[Stored items]

..............................

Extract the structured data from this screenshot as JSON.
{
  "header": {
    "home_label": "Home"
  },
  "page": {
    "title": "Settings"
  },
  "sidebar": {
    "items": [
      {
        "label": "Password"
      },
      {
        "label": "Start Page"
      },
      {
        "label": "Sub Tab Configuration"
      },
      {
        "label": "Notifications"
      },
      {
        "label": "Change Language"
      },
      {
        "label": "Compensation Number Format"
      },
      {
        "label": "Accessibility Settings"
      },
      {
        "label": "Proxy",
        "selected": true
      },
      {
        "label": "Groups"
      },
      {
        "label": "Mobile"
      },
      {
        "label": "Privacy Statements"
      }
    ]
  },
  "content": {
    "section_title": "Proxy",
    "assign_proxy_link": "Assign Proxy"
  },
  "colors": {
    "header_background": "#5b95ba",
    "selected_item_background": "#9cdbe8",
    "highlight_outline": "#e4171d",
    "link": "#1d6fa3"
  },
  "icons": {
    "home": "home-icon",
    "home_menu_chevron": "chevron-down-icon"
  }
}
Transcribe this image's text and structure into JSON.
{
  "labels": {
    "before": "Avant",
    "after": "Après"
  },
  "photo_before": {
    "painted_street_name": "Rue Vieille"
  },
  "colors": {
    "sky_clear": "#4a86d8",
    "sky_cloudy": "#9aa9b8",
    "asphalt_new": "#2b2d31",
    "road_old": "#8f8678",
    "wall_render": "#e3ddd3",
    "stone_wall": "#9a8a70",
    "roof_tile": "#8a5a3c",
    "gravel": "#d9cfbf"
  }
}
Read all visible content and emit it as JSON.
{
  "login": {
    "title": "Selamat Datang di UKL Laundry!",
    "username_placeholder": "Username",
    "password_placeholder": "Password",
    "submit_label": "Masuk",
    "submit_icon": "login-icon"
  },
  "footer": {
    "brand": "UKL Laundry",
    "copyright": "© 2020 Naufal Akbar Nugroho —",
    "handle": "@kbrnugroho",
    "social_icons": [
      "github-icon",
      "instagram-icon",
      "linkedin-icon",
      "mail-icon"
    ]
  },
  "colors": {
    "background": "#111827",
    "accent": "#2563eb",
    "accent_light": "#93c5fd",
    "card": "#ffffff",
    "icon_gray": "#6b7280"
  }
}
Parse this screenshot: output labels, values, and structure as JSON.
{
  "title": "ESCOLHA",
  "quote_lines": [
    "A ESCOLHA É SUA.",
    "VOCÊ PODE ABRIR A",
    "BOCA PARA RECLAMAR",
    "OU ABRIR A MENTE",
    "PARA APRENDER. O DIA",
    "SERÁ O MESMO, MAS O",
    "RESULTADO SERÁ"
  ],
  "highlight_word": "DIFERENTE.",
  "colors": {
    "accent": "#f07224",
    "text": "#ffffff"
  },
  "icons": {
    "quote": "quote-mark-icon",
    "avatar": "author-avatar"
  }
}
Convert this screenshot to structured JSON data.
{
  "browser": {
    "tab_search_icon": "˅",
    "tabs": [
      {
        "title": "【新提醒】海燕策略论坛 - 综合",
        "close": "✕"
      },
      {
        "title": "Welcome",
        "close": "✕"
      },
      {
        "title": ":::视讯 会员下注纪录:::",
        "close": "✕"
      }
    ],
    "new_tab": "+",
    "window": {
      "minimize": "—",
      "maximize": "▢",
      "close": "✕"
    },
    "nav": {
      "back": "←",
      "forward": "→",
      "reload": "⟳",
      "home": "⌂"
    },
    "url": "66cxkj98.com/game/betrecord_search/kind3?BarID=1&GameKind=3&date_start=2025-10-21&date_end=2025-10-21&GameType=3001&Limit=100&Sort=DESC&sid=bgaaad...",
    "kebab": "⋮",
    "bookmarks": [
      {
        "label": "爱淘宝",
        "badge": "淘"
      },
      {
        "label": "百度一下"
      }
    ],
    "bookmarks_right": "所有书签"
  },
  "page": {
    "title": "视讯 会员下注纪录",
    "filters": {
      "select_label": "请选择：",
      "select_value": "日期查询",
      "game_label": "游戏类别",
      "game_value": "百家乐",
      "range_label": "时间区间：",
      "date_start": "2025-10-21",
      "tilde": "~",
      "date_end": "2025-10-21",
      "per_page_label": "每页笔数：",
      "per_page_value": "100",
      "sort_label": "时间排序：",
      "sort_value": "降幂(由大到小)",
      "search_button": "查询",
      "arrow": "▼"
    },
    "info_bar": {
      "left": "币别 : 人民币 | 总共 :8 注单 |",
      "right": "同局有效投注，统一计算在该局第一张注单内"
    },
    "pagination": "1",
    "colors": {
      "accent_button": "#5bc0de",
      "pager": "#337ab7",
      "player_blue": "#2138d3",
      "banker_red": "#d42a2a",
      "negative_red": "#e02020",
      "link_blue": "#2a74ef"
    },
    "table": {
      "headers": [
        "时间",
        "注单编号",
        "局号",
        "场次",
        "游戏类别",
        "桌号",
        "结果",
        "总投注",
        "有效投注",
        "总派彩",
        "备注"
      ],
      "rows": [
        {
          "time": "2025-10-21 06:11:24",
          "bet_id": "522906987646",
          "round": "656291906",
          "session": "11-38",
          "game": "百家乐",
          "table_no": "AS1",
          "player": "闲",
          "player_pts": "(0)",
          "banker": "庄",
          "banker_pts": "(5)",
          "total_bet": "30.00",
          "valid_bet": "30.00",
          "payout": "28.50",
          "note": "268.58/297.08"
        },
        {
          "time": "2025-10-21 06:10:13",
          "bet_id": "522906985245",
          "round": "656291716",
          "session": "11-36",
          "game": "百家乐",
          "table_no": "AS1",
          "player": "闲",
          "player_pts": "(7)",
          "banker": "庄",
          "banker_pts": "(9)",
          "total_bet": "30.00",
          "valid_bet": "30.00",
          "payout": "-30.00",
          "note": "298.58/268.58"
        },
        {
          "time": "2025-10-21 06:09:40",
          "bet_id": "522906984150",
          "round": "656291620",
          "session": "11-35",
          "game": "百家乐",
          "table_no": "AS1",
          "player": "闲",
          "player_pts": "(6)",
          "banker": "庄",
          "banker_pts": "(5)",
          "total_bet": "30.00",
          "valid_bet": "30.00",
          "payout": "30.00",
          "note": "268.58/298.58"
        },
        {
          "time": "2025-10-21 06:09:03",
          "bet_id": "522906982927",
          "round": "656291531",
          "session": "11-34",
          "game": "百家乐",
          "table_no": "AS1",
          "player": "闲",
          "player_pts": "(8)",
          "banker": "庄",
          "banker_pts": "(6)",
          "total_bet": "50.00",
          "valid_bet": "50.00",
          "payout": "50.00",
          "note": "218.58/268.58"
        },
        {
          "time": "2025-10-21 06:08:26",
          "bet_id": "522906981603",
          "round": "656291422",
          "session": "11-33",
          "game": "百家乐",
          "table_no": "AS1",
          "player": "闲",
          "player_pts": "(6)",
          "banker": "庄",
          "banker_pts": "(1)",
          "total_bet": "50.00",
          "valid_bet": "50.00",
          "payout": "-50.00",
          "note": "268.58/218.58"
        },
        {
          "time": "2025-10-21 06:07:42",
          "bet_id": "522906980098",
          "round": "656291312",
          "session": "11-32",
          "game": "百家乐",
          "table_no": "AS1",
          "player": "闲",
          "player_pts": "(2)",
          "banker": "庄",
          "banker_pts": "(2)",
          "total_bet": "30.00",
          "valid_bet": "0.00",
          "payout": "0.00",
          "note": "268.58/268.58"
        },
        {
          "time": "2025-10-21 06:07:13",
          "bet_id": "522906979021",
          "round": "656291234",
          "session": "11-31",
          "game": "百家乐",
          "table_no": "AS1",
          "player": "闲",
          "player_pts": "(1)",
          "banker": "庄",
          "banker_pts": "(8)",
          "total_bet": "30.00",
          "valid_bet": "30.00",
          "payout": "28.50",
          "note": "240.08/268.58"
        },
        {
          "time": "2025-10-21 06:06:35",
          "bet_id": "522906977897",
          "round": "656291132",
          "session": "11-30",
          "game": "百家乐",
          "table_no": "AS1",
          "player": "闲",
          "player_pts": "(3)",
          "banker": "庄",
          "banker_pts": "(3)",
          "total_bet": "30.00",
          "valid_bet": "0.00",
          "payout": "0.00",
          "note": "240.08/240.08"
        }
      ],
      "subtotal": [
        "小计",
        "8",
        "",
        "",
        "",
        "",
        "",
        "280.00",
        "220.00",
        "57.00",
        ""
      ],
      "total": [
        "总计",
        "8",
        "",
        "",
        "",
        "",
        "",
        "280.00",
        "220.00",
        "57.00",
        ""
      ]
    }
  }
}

..............................

Read through the entries and copy each line in which "Proxy" appears.

## COMPLETE ANSWER
        "label": "Proxy",
    "section_title": "Proxy",
    "assign_proxy_link": "Assign Proxy"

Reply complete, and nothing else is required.